* [Given exercise] Retype all of the data. Every line must match exactly.

>> begin Exercise material

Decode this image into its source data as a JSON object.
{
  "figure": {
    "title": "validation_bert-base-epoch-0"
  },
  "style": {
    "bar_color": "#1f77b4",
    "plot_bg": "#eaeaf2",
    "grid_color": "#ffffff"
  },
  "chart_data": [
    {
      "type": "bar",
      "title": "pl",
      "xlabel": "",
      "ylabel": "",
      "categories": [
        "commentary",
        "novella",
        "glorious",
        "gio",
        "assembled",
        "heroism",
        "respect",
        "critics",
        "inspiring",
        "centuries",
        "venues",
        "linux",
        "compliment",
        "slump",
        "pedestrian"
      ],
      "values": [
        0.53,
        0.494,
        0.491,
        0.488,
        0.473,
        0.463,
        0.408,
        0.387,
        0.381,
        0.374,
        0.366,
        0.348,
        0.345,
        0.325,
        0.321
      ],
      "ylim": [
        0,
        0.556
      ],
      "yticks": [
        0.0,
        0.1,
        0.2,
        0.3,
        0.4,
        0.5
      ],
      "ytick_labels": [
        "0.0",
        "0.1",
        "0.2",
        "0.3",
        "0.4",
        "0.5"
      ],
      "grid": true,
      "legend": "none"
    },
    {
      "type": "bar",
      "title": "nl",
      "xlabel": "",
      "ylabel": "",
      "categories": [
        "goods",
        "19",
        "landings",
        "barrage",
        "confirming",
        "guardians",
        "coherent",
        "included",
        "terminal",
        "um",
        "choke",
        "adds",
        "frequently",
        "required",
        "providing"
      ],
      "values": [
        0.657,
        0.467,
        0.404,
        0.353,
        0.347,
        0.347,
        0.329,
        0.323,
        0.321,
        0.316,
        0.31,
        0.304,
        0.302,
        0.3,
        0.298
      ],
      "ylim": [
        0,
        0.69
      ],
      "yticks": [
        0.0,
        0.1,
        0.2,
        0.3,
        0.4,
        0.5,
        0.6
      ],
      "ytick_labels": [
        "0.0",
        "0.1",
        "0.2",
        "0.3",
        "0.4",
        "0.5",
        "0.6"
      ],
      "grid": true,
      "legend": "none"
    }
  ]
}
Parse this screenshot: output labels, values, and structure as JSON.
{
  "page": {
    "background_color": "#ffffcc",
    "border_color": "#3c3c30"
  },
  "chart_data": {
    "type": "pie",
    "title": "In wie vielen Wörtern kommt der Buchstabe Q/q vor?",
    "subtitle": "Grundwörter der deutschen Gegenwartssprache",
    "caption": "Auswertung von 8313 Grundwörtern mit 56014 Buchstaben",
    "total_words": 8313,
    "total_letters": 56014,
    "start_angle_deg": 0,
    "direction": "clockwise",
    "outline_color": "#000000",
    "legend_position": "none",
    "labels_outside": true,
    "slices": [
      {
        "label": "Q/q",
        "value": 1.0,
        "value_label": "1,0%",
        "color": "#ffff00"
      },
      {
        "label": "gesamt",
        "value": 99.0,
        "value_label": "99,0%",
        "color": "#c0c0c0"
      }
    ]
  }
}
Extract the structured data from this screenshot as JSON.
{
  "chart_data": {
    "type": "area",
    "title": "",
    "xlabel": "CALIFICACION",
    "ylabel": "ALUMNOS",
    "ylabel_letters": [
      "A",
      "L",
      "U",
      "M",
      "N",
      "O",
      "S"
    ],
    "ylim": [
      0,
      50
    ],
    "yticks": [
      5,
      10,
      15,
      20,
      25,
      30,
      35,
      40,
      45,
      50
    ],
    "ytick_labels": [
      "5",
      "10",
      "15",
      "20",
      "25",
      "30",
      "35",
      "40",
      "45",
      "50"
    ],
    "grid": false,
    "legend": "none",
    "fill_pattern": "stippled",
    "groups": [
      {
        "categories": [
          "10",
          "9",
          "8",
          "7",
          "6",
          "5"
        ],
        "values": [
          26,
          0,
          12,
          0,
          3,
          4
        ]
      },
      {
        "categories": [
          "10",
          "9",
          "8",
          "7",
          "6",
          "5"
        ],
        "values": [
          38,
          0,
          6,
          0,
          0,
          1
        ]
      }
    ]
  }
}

>> end Exercise material

* [Correct result]
Decode this image into its source data as a JSON object.
{
  "figure": {
    "title": "validation_bert-base-epoch-0"
  },
  "style": {
    "bar_color": "#1f77b4",
    "plot_bg": "#eaeaf2",
    "grid_color": "#ffffff"
  },
  "chart_data": [
    {
      "type": "bar",
      "title": "pl",
      "xlabel": "",
      "ylabel": "",
      "categories": [
        "commentary",
        "novella",
        "glorious",
        "gio",
        "assembled",
        "heroism",
        "respect",
        "critics",
        "inspiring",
        "centuries",
        "venues",
        "linux",
        "compliment",
        "slump",
        "pedestrian"
      ],
      "values": [
        0.53,
        0.494,
        0.491,
        0.488,
        0.473,
        0.463,
        0.408,
        0.387,
        0.381,
        0.374,
        0.366,
        0.348,
        0.345,
        0.325,
        0.321
      ],
      "ylim": [
        0,
        0.556
      ],
      "yticks": [
        0.0,
        0.1,
        0.2,
        0.3,
        0.4,
        0.5
      ],
      "ytick_labels": [
        "0.0",
        "0.1",
        "0.2",
        "0.3",
        "0.4",
        "0.5"
      ],
      "grid": true,
      "legend": "none"
    },
    {
      "type": "bar",
      "title": "nl",
      "xlabel": "",
      "ylabel": "",
      "categories": [
        "goods",
        "19",
        "landings",
        "barrage",
        "confirming",
        "guardians",
        "coherent",
        "included",
        "terminal",
        "um",
        "choke",
        "adds",
        "frequently",
        "required",
        "providing"
      ],
      "values": [
        0.657,
        0.467,
        0.404,
        0.353,
        0.347,
        0.347,
        0.329,
        0.323,
        0.321,
        0.316,
        0.31,
        0.304,
        0.302,
        0.3,
        0.298
      ],
      "ylim": [
        0,
        0.69
      ],
      "yticks": [
        0.0,
        0.1,
        0.2,
        0.3,
        0.4,
        0.5,
        0.6
      ],
      "ytick_labels": [
        "0.0",
        "0.1",
        "0.2",
        "0.3",
        "0.4",
        "0.5",
        "0.6"
      ],
      "grid": true,
      "legend": "none"
    }
  ]
}
Parse this screenshot: output labels, values, and structure as JSON.
{
  "page": {
    "background_color": "#ffffcc",
    "border_color": "#3c3c30"
  },
  "chart_data": {
    "type": "pie",
    "title": "In wie vielen Wörtern kommt der Buchstabe Q/q vor?",
    "subtitle": "Grundwörter der deutschen Gegenwartssprache",
    "caption": "Auswertung von 8313 Grundwörtern mit 56014 Buchstaben",
    "total_words": 8313,
    "total_letters": 56014,
    "start_angle_deg": 0,
    "direction": "clockwise",
    "outline_color": "#000000",
    "legend_position": "none",
    "labels_outside": true,
    "slices": [
      {
        "label": "Q/q",
        "value": 1.0,
        "value_label": "1,0%",
        "color": "#ffff00"
      },
      {
        "label": "gesamt",
        "value": 99.0,
        "value_label": "99,0%",
        "color": "#c0c0c0"
      }
    ]
  }
}
Extract the structured data from this screenshot as JSON.
{
  "chart_data": {
    "type": "area",
    "title": "",
    "xlabel": "CALIFICACION",
    "ylabel": "ALUMNOS",
    "ylabel_letters": [
      "A",
      "L",
      "U",
      "M",
      "N",
      "O",
      "S"
    ],
    "ylim": [
      0,
      50
    ],
    "yticks": [
      5,
      10,
      15,
      20,
      25,
      30,
      35,
      40,
      45,
      50
    ],
    "ytick_labels": [
      "5",
      "10",
      "15",
      "20",
      "25",
      "30",
      "35",
      "40",
      "45",
      "50"
    ],
    "grid": false,
    "legend": "none",
    "fill_pattern": "stippled",
    "groups": [
      {
        "categories": [
          "10",
          "9",
          "8",
          "7",
          "6",
          "5"
        ],
        "values": [
          26,
          0,
          12,
          0,
          3,
          4
        ]
      },
      {
        "categories": [
          "10",
          "9",
          "8",
          "7",
          "6",
          "5"
        ],
        "values": [
          38,
          0,
          6,
          0,
          0,
          1
        ]
      }
    ]
  }
}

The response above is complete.